Recorded data
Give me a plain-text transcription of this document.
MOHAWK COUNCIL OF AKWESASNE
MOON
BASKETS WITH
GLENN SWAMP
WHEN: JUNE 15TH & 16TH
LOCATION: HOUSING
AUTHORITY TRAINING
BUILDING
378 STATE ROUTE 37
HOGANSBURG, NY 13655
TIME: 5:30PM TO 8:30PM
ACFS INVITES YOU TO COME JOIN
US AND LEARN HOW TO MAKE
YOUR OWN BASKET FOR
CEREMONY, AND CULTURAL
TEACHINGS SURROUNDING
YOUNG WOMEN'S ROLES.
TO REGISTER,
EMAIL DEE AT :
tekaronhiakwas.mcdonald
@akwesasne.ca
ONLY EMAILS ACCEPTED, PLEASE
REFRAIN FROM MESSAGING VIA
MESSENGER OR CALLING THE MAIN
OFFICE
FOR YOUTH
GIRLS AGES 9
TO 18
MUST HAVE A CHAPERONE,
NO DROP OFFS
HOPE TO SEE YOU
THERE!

Challenge :: Repeat the records above exactly, from the first line to the last.

Written solution ::
Give me a plain-text transcription of this document.
MOHAWK COUNCIL OF AKWESASNE
MOON
BASKETS WITH
GLENN SWAMP
WHEN: JUNE 15TH & 16TH
LOCATION: HOUSING
AUTHORITY TRAINING
BUILDING
378 STATE ROUTE 37
HOGANSBURG, NY 13655
TIME: 5:30PM TO 8:30PM
ACFS INVITES YOU TO COME JOIN
US AND LEARN HOW TO MAKE
YOUR OWN BASKET FOR
CEREMONY, AND CULTURAL
TEACHINGS SURROUNDING
YOUNG WOMEN'S ROLES.
TO REGISTER,
EMAIL DEE AT :
tekaronhiakwas.mcdonald
@akwesasne.ca
ONLY EMAILS ACCEPTED, PLEASE
REFRAIN FROM MESSAGING VIA
MESSENGER OR CALLING THE MAIN
OFFICE
FOR YOUTH
GIRLS AGES 9
TO 18
MUST HAVE A CHAPERONE,
NO DROP OFFS
HOPE TO SEE YOU
THERE!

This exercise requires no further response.